▶ [Brief]
Separate out the lines that hold "Variación".

▶ [Task material]
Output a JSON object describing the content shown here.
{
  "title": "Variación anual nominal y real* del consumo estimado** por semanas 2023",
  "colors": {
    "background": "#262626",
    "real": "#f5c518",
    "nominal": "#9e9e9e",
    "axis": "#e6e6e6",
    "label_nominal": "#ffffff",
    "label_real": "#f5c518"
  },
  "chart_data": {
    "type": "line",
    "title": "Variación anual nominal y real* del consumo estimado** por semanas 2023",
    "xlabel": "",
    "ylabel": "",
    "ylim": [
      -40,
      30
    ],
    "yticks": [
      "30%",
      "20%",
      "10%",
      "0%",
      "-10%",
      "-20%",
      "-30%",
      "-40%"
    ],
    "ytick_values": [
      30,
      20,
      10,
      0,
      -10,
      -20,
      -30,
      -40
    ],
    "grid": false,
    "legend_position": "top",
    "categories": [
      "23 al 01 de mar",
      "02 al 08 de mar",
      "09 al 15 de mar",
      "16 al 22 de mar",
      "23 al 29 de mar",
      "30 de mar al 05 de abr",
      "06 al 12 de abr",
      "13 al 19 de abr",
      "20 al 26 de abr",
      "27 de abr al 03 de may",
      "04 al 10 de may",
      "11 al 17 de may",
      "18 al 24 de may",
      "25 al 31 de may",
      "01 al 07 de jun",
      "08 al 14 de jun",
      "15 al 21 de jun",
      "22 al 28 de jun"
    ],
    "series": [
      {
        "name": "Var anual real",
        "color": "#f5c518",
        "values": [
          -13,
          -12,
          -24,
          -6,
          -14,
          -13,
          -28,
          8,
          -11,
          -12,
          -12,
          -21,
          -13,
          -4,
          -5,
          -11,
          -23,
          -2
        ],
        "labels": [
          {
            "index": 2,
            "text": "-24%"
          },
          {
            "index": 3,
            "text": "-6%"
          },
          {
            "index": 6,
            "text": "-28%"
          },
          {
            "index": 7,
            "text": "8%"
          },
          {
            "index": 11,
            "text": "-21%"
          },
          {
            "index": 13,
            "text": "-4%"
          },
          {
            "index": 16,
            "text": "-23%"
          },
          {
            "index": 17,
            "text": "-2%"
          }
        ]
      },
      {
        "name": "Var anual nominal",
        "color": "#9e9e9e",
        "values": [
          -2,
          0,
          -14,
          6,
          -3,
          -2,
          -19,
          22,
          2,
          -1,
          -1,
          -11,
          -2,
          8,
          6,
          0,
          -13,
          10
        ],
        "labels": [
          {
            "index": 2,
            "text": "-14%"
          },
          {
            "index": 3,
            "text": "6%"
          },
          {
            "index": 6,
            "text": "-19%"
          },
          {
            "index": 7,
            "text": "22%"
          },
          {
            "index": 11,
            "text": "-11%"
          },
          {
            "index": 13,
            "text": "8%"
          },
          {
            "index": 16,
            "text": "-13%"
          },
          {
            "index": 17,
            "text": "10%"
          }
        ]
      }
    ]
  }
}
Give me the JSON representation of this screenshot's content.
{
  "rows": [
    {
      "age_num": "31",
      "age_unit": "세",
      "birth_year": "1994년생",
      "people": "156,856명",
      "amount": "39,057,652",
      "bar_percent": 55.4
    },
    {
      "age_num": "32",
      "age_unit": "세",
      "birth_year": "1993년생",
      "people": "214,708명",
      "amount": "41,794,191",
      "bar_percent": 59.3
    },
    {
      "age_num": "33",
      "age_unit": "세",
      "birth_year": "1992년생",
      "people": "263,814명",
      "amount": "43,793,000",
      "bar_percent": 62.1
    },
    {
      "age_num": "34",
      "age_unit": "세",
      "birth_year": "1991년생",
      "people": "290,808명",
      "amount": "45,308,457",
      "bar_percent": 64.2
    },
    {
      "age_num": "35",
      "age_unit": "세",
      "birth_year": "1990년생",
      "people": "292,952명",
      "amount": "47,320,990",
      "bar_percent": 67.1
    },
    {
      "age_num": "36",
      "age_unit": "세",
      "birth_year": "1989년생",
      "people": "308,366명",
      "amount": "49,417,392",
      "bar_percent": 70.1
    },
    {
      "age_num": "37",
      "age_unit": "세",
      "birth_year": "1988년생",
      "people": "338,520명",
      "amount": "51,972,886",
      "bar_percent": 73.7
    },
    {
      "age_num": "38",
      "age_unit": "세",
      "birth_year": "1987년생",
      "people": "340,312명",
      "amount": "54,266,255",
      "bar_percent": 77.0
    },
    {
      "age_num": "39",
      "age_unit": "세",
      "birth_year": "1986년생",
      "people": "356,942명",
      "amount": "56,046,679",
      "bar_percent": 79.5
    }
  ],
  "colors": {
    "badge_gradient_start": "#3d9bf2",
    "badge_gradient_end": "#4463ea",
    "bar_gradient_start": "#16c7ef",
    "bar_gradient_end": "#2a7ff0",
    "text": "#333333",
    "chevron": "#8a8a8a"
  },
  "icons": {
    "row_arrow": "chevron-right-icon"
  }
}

* * *

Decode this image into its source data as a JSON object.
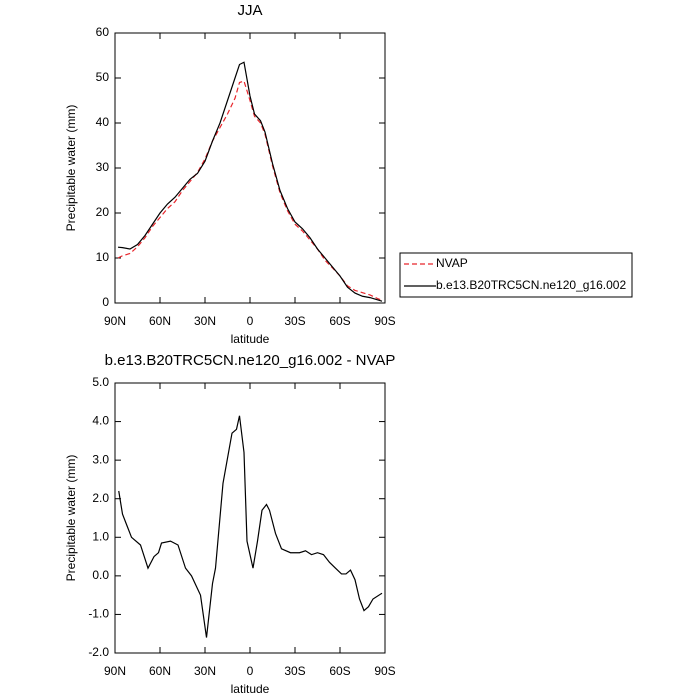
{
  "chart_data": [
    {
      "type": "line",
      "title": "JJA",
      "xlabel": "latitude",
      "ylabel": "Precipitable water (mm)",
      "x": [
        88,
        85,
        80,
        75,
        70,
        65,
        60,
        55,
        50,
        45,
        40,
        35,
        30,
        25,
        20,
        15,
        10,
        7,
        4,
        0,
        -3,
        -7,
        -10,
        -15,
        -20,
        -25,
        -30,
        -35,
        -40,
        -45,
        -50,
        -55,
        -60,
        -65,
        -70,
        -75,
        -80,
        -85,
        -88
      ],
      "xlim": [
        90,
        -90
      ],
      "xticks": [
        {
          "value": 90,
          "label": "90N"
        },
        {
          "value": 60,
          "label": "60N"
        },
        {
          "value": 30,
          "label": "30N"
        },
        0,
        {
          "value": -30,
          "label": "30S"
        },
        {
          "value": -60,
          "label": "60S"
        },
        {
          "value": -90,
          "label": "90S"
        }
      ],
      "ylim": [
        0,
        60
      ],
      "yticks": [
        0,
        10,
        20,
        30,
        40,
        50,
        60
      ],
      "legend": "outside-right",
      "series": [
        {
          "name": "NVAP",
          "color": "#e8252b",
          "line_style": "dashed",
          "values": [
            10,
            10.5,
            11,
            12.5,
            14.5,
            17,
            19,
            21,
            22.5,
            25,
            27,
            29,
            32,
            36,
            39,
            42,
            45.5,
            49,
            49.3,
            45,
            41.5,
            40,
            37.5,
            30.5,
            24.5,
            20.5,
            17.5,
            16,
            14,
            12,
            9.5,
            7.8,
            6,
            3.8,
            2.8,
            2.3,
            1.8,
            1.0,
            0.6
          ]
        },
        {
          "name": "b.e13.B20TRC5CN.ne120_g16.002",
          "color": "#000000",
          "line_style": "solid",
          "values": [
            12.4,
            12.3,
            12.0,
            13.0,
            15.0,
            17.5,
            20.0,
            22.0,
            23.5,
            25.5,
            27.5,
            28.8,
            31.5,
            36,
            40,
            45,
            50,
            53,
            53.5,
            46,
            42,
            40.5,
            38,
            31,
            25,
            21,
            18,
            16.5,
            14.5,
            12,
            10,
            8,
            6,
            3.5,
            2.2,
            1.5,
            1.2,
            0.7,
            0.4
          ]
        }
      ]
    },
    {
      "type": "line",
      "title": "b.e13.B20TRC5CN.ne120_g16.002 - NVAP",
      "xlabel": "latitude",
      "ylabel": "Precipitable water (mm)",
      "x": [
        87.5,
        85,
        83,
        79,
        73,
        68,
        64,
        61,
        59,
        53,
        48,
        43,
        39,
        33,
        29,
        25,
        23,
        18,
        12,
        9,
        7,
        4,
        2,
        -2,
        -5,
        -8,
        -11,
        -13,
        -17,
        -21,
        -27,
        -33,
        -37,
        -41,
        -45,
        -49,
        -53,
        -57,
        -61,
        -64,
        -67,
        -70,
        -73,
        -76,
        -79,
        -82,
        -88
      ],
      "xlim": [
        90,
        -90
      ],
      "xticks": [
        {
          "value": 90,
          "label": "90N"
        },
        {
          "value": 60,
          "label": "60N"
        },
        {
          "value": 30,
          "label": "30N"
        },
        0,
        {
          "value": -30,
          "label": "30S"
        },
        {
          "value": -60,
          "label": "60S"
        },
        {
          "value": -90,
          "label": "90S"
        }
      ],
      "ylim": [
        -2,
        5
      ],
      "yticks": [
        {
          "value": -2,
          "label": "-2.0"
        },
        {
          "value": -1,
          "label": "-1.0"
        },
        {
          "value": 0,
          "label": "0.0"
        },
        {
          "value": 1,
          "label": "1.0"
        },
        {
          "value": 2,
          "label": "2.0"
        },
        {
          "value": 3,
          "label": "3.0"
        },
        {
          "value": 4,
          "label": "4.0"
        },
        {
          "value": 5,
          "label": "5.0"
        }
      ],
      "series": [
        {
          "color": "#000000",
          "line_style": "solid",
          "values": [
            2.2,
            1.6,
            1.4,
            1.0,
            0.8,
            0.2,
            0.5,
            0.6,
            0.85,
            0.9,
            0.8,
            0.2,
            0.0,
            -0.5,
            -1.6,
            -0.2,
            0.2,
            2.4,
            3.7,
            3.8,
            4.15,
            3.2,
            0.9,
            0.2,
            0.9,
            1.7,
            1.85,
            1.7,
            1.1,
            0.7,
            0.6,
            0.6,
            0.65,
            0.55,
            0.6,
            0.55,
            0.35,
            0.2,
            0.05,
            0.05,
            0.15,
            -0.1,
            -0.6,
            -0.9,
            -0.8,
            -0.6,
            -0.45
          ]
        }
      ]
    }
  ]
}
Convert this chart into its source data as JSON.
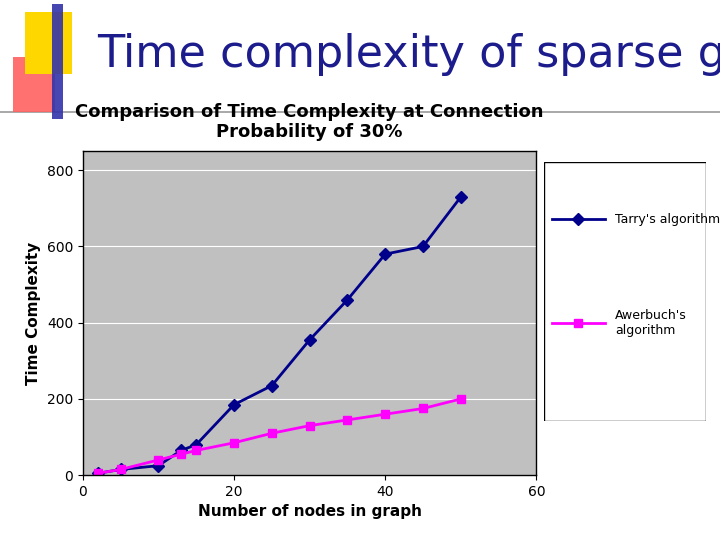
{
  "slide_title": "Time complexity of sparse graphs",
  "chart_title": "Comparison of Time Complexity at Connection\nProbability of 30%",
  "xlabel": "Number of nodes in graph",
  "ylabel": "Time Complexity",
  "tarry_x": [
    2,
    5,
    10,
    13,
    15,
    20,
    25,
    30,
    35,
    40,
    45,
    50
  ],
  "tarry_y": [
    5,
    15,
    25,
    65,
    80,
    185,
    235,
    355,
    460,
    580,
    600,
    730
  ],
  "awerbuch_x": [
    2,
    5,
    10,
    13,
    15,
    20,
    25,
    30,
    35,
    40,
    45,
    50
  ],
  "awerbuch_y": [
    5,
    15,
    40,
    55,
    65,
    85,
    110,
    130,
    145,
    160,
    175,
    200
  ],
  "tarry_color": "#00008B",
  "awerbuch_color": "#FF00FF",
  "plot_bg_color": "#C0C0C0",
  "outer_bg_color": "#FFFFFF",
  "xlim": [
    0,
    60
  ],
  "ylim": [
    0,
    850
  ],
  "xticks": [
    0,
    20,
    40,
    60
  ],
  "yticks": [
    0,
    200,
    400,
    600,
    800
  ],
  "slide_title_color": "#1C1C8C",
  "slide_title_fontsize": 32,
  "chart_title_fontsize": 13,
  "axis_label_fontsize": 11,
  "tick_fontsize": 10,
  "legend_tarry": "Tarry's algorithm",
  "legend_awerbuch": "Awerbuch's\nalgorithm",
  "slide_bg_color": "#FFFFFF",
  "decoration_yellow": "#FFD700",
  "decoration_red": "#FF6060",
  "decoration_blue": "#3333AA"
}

▶ [Expected answer]
  "title": "Variación anual nominal y real* del consumo estimado** por semanas 2023",
    "title": "Variación anual nominal y real* del consumo estimado** por semanas 2023",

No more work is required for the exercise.